====== Exercise data ======
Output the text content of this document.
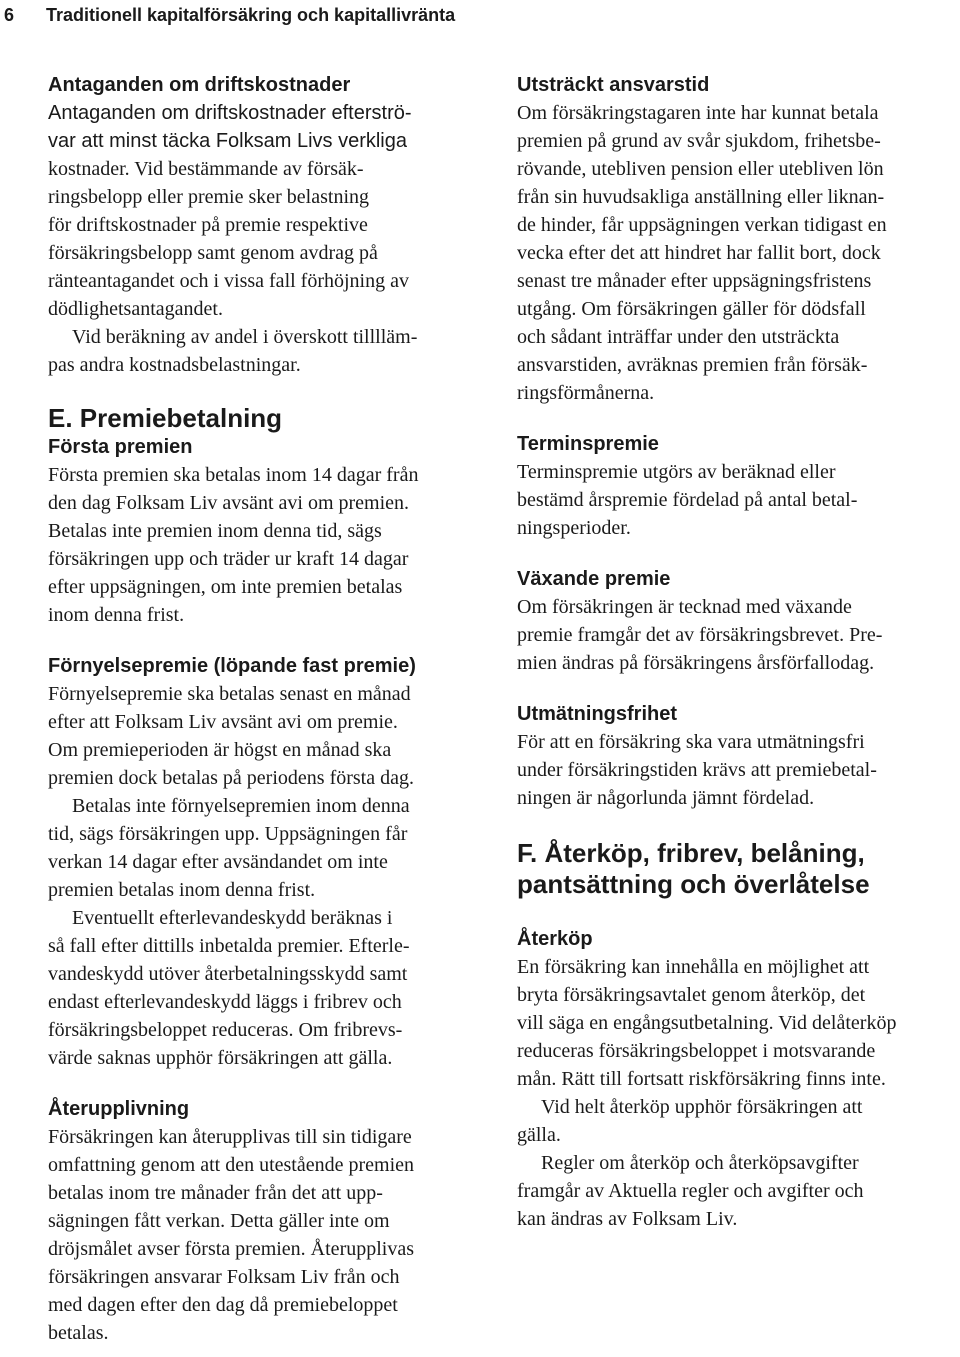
6	Traditionell kapitalförsäkring och kapitallivränta
Antaganden om driftskostnader
Antaganden om driftskostnader efterströ-
var att minst täcka Folksam Livs verkliga
kostnader. Vid bestämmande av försäk-
ringsbelopp eller premie sker belastning
för driftskostnader på premie respektive
försäkringsbelopp samt genom avdrag på
ränteantagandet och i vissa fall förhöjning av
dödlighetsantagandet.
Vid beräkning av andel i överskott tilllläm-
pas andra kostnadsbelastningar.
E. Premiebetalning
Första premien
Första premien ska betalas inom 14 dagar från
den dag Folksam Liv avsänt avi om premien.
Betalas inte premien inom denna tid, sägs
försäkringen upp och träder ur kraft 14 dagar
efter uppsägningen, om inte premien betalas
inom denna frist.
Förnyelsepremie (löpande fast premie)
Förnyelsepremie ska betalas senast en månad
efter att Folksam Liv avsänt avi om premie.
Om premieperioden är högst en månad ska
premien dock betalas på periodens första dag.
Betalas inte förnyelsepremien inom denna
tid, sägs försäkringen upp. Uppsägningen får
verkan 14 dagar efter avsändandet om inte
premien betalas inom denna frist.
Eventuellt efterlevandeskydd beräknas i
så fall efter dittills inbetalda premier. Efterle-
vandeskydd utöver återbetalningsskydd samt
endast efterlevandeskydd läggs i fribrev och
försäkringsbeloppet reduceras. Om fribrevs-
värde saknas upphör försäkringen att gälla.
Återupplivning
Försäkringen kan återupplivas till sin tidigare
omfattning genom att den utestående premien
betalas inom tre månader från det att upp-
sägningen fått verkan. Detta gäller inte om
dröjsmålet avser första premien. Återupplivas
försäkringen ansvarar Folksam Liv från och
med dagen efter den dag då premiebeloppet
betalas.
Utsträckt ansvarstid
Om försäkringstagaren inte har kunnat betala
premien på grund av svår sjukdom, frihetsbe-
rövande, utebliven pension eller utebliven lön
från sin huvudsakliga anställning eller liknan-
de hinder, får uppsägningen verkan tidigast en
vecka efter det att hindret har fallit bort, dock
senast tre månader efter uppsägningsfristens
utgång. Om försäkringen gäller för dödsfall
och sådant inträffar under den utsträckta
ansvarstiden, avräknas premien från försäk-
ringsförmånerna.
Terminspremie
Terminspremie utgörs av beräknad eller
bestämd årspremie fördelad på antal betal-
ningsperioder.
Växande premie
Om försäkringen är tecknad med växande
premie framgår det av försäkringsbrevet. Pre-
mien ändras på försäkringens årsförfallodag.
Utmätningsfrihet
För att en försäkring ska vara utmätningsfri
under försäkringstiden krävs att premiebetal-
ningen är någorlunda jämnt fördelad.
F. Återköp, fribrev, belåning,
pantsättning och överlåtelse
Återköp
En försäkring kan innehålla en möjlighet att
bryta försäkringsavtalet genom återköp, det
vill säga en engångsutbetalning. Vid delåterköp
reduceras försäkringsbeloppet i motsvarande
mån. Rätt till fortsatt riskförsäkring finns inte.
Vid helt återköp upphör försäkringen att
gälla.
Regler om återköp och återköpsavgifter
framgår av Aktuella regler och avgifter och
kan ändras av Folksam Liv.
======
- [Task to complete]: Every line above should be copied exactly; do not carry over the pictures.

- [Answer to the exercise]:
Output the text content of this document.
6	Traditionell kapitalförsäkring och kapitallivränta
Antaganden om driftskostnader
Antaganden om driftskostnader efterströ-
var att minst täcka Folksam Livs verkliga
kostnader. Vid bestämmande av försäk-
ringsbelopp eller premie sker belastning
för driftskostnader på premie respektive
försäkringsbelopp samt genom avdrag på
ränteantagandet och i vissa fall förhöjning av
dödlighetsantagandet.
Vid beräkning av andel i överskott tilllläm-
pas andra kostnadsbelastningar.
E. Premiebetalning
Första premien
Första premien ska betalas inom 14 dagar från
den dag Folksam Liv avsänt avi om premien.
Betalas inte premien inom denna tid, sägs
försäkringen upp och träder ur kraft 14 dagar
efter uppsägningen, om inte premien betalas
inom denna frist.
Förnyelsepremie (löpande fast premie)
Förnyelsepremie ska betalas senast en månad
efter att Folksam Liv avsänt avi om premie.
Om premieperioden är högst en månad ska
premien dock betalas på periodens första dag.
Betalas inte förnyelsepremien inom denna
tid, sägs försäkringen upp. Uppsägningen får
verkan 14 dagar efter avsändandet om inte
premien betalas inom denna frist.
Eventuellt efterlevandeskydd beräknas i
så fall efter dittills inbetalda premier. Efterle-
vandeskydd utöver återbetalningsskydd samt
endast efterlevandeskydd läggs i fribrev och
försäkringsbeloppet reduceras. Om fribrevs-
värde saknas upphör försäkringen att gälla.
Återupplivning
Försäkringen kan återupplivas till sin tidigare
omfattning genom att den utestående premien
betalas inom tre månader från det att upp-
sägningen fått verkan. Detta gäller inte om
dröjsmålet avser första premien. Återupplivas
försäkringen ansvarar Folksam Liv från och
med dagen efter den dag då premiebeloppet
betalas.
Utsträckt ansvarstid
Om försäkringstagaren inte har kunnat betala
premien på grund av svår sjukdom, frihetsbe-
rövande, utebliven pension eller utebliven lön
från sin huvudsakliga anställning eller liknan-
de hinder, får uppsägningen verkan tidigast en
vecka efter det att hindret har fallit bort, dock
senast tre månader efter uppsägningsfristens
utgång. Om försäkringen gäller för dödsfall
och sådant inträffar under den utsträckta
ansvarstiden, avräknas premien från försäk-
ringsförmånerna.
Terminspremie
Terminspremie utgörs av beräknad eller
bestämd årspremie fördelad på antal betal-
ningsperioder.
Växande premie
Om försäkringen är tecknad med växande
premie framgår det av försäkringsbrevet. Pre-
mien ändras på försäkringens årsförfallodag.
Utmätningsfrihet
För att en försäkring ska vara utmätningsfri
under försäkringstiden krävs att premiebetal-
ningen är någorlunda jämnt fördelad.
F. Återköp, fribrev, belåning,
pantsättning och överlåtelse
Återköp
En försäkring kan innehålla en möjlighet att
bryta försäkringsavtalet genom återköp, det
vill säga en engångsutbetalning. Vid delåterköp
reduceras försäkringsbeloppet i motsvarande
mån. Rätt till fortsatt riskförsäkring finns inte.
Vid helt återköp upphör försäkringen att
gälla.
Regler om återköp och återköpsavgifter
framgår av Aktuella regler och avgifter och
kan ändras av Folksam Liv.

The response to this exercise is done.